**WHAT TO DO**
Report how many lines of these entries hold the string "Wilmington"; reply with the number alone.

- - - -

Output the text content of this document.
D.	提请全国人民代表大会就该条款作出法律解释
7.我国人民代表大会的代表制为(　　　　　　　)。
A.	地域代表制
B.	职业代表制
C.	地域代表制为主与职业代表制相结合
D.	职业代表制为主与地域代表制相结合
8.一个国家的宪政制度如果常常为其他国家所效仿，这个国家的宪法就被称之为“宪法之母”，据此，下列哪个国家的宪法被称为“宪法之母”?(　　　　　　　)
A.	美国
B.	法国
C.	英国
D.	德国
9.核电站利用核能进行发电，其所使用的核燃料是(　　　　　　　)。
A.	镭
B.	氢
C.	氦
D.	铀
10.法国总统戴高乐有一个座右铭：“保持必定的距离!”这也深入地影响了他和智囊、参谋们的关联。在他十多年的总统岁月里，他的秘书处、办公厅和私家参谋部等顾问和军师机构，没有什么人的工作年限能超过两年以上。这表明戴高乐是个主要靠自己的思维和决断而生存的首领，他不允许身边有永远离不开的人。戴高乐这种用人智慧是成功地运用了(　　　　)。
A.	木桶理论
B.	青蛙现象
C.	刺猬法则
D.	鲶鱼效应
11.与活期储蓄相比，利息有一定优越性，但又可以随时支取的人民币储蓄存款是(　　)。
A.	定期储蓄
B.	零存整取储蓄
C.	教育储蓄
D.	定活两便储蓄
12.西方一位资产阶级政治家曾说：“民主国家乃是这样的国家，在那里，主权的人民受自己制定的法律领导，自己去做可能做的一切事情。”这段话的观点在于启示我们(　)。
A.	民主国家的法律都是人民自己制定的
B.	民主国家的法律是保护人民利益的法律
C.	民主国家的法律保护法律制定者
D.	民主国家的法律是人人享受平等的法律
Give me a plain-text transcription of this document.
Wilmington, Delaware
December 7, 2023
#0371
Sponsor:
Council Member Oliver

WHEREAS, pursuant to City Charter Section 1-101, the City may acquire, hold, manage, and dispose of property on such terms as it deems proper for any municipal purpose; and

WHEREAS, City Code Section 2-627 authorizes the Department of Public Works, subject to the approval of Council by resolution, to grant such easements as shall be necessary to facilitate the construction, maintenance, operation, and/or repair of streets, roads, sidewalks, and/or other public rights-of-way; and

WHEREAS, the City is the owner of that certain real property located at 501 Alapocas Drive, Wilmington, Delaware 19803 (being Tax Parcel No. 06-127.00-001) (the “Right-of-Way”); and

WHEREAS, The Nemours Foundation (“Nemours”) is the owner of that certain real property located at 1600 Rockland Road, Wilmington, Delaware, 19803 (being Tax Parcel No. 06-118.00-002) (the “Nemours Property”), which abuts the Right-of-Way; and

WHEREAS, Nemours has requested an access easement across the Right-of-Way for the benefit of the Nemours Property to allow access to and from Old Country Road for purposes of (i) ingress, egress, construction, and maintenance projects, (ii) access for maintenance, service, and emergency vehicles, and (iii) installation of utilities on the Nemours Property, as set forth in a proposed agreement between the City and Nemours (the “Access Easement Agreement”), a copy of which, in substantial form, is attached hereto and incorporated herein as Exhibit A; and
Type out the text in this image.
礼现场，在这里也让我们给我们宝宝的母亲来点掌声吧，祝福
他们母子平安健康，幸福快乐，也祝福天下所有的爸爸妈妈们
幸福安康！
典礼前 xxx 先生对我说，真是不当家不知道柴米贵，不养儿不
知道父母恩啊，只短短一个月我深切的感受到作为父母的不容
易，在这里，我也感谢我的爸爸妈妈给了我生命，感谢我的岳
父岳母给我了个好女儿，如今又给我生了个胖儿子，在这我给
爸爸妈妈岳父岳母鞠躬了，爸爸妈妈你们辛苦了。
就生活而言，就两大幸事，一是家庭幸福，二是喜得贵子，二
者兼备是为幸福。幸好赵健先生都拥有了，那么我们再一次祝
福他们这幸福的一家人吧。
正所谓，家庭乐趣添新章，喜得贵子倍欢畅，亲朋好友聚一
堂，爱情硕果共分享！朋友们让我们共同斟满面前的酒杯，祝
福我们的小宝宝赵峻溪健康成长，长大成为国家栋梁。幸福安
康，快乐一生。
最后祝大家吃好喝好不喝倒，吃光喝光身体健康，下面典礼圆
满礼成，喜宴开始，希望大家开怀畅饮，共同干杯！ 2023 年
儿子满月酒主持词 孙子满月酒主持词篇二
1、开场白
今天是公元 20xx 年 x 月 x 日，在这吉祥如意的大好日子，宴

- - - -

**THE COMPLETED TASK**
3